** Start of Records for processing **
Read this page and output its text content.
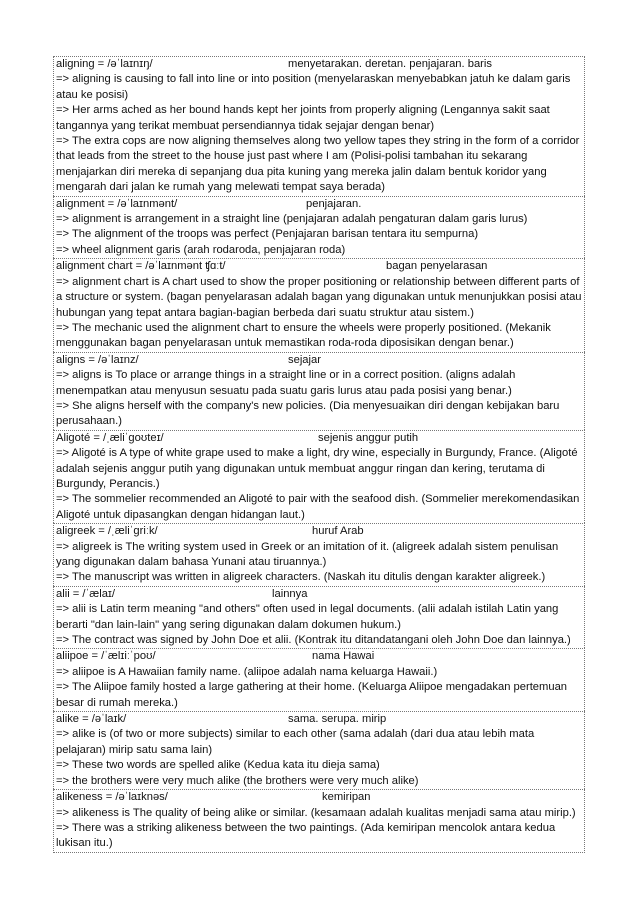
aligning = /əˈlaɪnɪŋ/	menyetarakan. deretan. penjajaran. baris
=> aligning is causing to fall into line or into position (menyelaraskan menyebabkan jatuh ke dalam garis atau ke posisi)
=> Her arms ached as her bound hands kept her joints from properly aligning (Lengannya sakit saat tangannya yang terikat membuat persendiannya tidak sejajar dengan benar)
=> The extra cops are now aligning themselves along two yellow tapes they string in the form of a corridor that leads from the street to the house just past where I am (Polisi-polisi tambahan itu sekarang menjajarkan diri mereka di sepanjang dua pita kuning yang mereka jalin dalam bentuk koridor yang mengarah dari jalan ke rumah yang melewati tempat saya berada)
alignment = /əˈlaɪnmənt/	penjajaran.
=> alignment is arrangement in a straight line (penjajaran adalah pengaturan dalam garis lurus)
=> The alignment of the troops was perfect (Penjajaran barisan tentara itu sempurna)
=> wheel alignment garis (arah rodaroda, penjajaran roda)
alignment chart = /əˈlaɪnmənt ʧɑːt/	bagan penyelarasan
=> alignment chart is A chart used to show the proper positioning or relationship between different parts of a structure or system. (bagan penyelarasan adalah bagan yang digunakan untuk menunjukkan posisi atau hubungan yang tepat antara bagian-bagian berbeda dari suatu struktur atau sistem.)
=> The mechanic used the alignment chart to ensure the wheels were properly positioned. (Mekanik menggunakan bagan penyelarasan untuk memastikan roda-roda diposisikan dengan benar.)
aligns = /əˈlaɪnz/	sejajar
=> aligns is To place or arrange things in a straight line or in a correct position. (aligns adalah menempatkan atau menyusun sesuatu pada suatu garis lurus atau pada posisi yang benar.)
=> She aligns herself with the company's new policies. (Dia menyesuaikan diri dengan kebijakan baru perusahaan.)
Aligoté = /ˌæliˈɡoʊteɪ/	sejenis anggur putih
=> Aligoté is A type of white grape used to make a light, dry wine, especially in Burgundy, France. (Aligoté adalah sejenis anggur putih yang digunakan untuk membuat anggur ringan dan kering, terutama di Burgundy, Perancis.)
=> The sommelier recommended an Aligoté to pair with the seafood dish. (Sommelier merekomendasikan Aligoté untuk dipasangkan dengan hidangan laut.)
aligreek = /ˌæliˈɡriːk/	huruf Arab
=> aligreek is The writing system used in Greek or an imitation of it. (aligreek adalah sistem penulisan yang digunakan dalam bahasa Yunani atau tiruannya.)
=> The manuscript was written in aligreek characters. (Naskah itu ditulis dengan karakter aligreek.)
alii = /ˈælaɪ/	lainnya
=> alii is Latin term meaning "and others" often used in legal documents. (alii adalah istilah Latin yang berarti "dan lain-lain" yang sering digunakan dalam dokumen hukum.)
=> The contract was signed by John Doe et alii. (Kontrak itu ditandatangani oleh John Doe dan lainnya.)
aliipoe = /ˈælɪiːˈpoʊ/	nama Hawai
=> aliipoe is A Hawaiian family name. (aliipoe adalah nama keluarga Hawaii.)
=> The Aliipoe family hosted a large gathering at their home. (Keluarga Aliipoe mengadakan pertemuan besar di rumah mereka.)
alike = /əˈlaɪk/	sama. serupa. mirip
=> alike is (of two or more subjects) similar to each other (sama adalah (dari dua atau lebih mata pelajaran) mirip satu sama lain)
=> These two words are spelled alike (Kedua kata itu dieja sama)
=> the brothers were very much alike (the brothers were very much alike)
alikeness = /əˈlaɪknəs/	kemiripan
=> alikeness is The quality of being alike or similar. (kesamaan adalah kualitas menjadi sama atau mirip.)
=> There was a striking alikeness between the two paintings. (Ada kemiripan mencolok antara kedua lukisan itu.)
** End of Records for processing **
** Start of Records for processing **
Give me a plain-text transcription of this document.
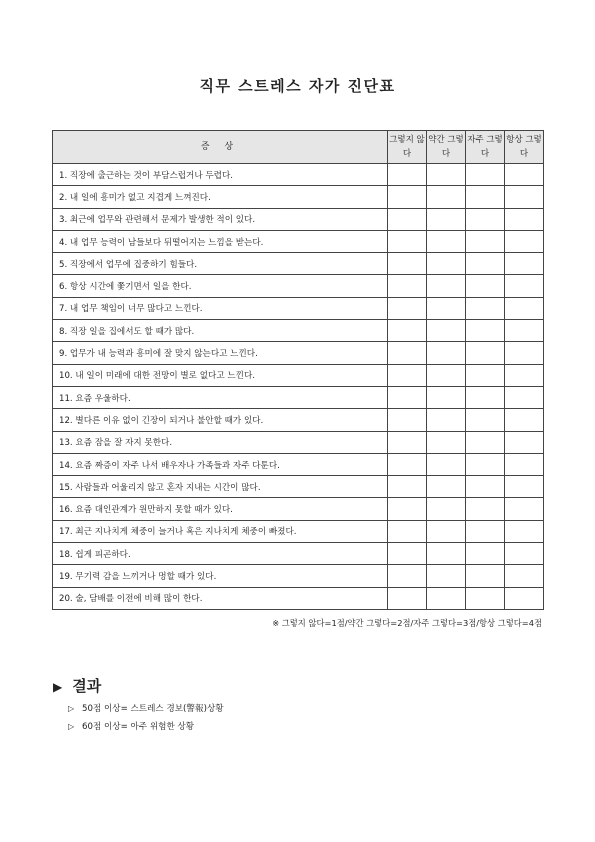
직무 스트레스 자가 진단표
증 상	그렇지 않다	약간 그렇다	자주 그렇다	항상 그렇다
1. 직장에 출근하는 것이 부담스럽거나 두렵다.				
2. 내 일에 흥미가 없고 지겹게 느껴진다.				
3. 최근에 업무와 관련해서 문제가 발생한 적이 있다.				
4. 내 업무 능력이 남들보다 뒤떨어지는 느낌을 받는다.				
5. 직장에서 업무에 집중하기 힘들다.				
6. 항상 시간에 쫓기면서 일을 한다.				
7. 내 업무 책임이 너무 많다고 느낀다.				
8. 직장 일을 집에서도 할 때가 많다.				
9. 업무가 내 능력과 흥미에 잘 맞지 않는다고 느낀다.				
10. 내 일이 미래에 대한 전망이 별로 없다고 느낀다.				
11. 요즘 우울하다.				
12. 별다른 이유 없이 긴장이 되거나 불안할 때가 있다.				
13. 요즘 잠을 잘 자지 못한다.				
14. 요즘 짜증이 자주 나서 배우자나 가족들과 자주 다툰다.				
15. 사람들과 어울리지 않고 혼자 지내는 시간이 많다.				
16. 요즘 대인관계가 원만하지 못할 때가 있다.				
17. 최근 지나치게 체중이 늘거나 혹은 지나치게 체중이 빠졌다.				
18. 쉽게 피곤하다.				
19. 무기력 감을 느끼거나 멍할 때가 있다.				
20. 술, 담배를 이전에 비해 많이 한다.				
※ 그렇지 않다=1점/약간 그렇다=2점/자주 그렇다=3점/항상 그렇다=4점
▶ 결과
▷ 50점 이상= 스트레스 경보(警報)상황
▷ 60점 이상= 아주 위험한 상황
** End of Records for processing **
The request:
Count the lines in the records above that contain the word "this", and reply with only that number.

Task result:
2